Please quote every line word for word.

★ ★ ★ ★

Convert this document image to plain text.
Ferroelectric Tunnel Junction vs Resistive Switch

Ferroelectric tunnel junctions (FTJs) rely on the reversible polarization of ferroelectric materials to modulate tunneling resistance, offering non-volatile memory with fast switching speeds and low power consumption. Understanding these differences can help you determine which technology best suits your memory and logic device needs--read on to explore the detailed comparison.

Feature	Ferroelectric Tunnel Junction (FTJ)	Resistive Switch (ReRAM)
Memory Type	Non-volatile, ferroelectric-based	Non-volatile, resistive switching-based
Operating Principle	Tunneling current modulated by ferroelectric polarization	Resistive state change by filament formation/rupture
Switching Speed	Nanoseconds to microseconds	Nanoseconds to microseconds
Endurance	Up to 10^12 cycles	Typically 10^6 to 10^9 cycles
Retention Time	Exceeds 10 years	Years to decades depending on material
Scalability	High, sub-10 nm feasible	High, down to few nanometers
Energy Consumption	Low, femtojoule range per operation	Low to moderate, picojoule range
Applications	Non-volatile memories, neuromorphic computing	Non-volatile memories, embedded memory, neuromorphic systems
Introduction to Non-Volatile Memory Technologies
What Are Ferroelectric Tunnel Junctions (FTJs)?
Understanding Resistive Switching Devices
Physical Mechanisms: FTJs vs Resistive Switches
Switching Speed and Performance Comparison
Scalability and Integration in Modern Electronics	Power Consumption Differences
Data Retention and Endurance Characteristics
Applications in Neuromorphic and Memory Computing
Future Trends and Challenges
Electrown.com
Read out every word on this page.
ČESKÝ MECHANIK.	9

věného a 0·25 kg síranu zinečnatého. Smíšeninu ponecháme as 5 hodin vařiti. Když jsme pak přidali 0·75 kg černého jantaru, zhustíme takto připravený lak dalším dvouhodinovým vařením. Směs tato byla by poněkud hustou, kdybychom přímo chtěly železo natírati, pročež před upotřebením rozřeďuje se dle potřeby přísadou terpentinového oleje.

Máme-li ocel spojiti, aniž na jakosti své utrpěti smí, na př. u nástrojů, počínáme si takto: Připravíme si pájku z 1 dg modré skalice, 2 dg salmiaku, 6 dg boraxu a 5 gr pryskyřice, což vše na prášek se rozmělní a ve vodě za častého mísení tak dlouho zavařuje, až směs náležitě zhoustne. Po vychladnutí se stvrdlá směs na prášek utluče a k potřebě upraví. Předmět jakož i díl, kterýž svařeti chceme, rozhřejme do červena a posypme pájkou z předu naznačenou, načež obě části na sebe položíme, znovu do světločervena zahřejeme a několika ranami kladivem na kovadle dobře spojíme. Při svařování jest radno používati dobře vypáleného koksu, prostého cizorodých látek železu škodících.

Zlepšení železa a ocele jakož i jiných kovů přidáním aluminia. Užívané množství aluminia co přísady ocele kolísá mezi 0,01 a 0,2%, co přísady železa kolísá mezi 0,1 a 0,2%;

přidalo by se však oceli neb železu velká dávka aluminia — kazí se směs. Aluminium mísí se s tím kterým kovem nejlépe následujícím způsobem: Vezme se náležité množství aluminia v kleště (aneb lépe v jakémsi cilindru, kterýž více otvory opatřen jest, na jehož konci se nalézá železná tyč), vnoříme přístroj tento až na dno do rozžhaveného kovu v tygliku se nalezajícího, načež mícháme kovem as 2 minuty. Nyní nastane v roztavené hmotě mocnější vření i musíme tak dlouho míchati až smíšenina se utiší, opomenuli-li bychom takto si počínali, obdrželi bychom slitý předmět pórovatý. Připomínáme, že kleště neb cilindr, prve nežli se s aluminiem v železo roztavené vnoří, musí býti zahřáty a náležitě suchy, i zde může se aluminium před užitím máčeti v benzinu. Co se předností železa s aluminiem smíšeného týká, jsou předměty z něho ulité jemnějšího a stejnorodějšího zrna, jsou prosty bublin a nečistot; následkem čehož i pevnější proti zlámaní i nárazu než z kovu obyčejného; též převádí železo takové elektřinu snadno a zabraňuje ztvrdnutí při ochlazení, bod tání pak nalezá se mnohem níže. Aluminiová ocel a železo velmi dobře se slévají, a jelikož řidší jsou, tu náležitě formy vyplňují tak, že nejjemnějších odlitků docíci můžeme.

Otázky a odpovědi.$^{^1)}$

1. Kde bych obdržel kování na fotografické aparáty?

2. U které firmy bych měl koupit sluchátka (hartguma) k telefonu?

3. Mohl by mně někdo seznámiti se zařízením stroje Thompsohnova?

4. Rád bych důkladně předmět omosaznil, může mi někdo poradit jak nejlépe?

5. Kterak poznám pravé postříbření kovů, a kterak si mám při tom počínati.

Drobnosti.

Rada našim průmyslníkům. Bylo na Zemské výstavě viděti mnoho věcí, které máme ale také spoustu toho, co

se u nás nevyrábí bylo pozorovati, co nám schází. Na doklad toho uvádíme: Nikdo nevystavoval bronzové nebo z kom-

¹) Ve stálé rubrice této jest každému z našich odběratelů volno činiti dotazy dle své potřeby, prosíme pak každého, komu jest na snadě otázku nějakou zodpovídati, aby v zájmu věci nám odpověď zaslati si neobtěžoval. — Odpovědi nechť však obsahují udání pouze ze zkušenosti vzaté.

★ ★ ★ ★

→ **Response to this task**
Convert this document image to plain text.
Ferroelectric Tunnel Junction vs Resistive Switch

Ferroelectric tunnel junctions (FTJs) rely on the reversible polarization of ferroelectric materials to modulate tunneling resistance, offering non-volatile memory with fast switching speeds and low power consumption. Understanding these differences can help you determine which technology best suits your memory and logic device needs--read on to explore the detailed comparison.

Feature	Ferroelectric Tunnel Junction (FTJ)	Resistive Switch (ReRAM)
Memory Type	Non-volatile, ferroelectric-based	Non-volatile, resistive switching-based
Operating Principle	Tunneling current modulated by ferroelectric polarization	Resistive state change by filament formation/rupture
Switching Speed	Nanoseconds to microseconds	Nanoseconds to microseconds
Endurance	Up to 10^12 cycles	Typically 10^6 to 10^9 cycles
Retention Time	Exceeds 10 years	Years to decades depending on material
Scalability	High, sub-10 nm feasible	High, down to few nanometers
Energy Consumption	Low, femtojoule range per operation	Low to moderate, picojoule range
Applications	Non-volatile memories, neuromorphic computing	Non-volatile memories, embedded memory, neuromorphic systems
Introduction to Non-Volatile Memory Technologies
What Are Ferroelectric Tunnel Junctions (FTJs)?
Understanding Resistive Switching Devices
Physical Mechanisms: FTJs vs Resistive Switches
Switching Speed and Performance Comparison
Scalability and Integration in Modern Electronics	Power Consumption Differences
Data Retention and Endurance Characteristics
Applications in Neuromorphic and Memory Computing
Future Trends and Challenges
Electrown.com
Read out every word on this page.
ČESKÝ MECHANIK.	9

věného a 0·25 kg síranu zinečnatého. Smíšeninu ponecháme as 5 hodin vařiti. Když jsme pak přidali 0·75 kg černého jantaru, zhustíme takto připravený lak dalším dvouhodinovým vařením. Směs tato byla by poněkud hustou, kdybychom přímo chtěly železo natírati, pročež před upotřebením rozřeďuje se dle potřeby přísadou terpentinového oleje.

Máme-li ocel spojiti, aniž na jakosti své utrpěti smí, na př. u nástrojů, počínáme si takto: Připravíme si pájku z 1 dg modré skalice, 2 dg salmiaku, 6 dg boraxu a 5 gr pryskyřice, což vše na prášek se rozmělní a ve vodě za častého mísení tak dlouho zavařuje, až směs náležitě zhoustne. Po vychladnutí se stvrdlá směs na prášek utluče a k potřebě upraví. Předmět jakož i díl, kterýž svařeti chceme, rozhřejme do červena a posypme pájkou z předu naznačenou, načež obě části na sebe položíme, znovu do světločervena zahřejeme a několika ranami kladivem na kovadle dobře spojíme. Při svařování jest radno používati dobře vypáleného koksu, prostého cizorodých látek železu škodících.

Zlepšení železa a ocele jakož i jiných kovů přidáním aluminia. Užívané množství aluminia co přísady ocele kolísá mezi 0,01 a 0,2%, co přísady železa kolísá mezi 0,1 a 0,2%;

přidalo by se však oceli neb železu velká dávka aluminia — kazí se směs. Aluminium mísí se s tím kterým kovem nejlépe následujícím způsobem: Vezme se náležité množství aluminia v kleště (aneb lépe v jakémsi cilindru, kterýž více otvory opatřen jest, na jehož konci se nalézá železná tyč), vnoříme přístroj tento až na dno do rozžhaveného kovu v tygliku se nalezajícího, načež mícháme kovem as 2 minuty. Nyní nastane v roztavené hmotě mocnější vření i musíme tak dlouho míchati až smíšenina se utiší, opomenuli-li bychom takto si počínali, obdrželi bychom slitý předmět pórovatý. Připomínáme, že kleště neb cilindr, prve nežli se s aluminiem v železo roztavené vnoří, musí býti zahřáty a náležitě suchy, i zde může se aluminium před užitím máčeti v benzinu. Co se předností železa s aluminiem smíšeného týká, jsou předměty z něho ulité jemnějšího a stejnorodějšího zrna, jsou prosty bublin a nečistot; následkem čehož i pevnější proti zlámaní i nárazu než z kovu obyčejného; též převádí železo takové elektřinu snadno a zabraňuje ztvrdnutí při ochlazení, bod tání pak nalezá se mnohem níže. Aluminiová ocel a železo velmi dobře se slévají, a jelikož řidší jsou, tu náležitě formy vyplňují tak, že nejjemnějších odlitků docíci můžeme.

Otázky a odpovědi.$^{^1)}$

1. Kde bych obdržel kování na fotografické aparáty?

2. U které firmy bych měl koupit sluchátka (hartguma) k telefonu?

3. Mohl by mně někdo seznámiti se zařízením stroje Thompsohnova?

4. Rád bych důkladně předmět omosaznil, může mi někdo poradit jak nejlépe?

5. Kterak poznám pravé postříbření kovů, a kterak si mám při tom počínati.

Drobnosti.

Rada našim průmyslníkům. Bylo na Zemské výstavě viděti mnoho věcí, které máme ale také spoustu toho, co

se u nás nevyrábí bylo pozorovati, co nám schází. Na doklad toho uvádíme: Nikdo nevystavoval bronzové nebo z kom-

¹) Ve stálé rubrice této jest každému z našich odběratelů volno činiti dotazy dle své potřeby, prosíme pak každého, komu jest na snadě otázku nějakou zodpovídati, aby v zájmu věci nám odpověď zaslati si neobtěžoval. — Odpovědi nechť však obsahují udání pouze ze zkušenosti vzaté.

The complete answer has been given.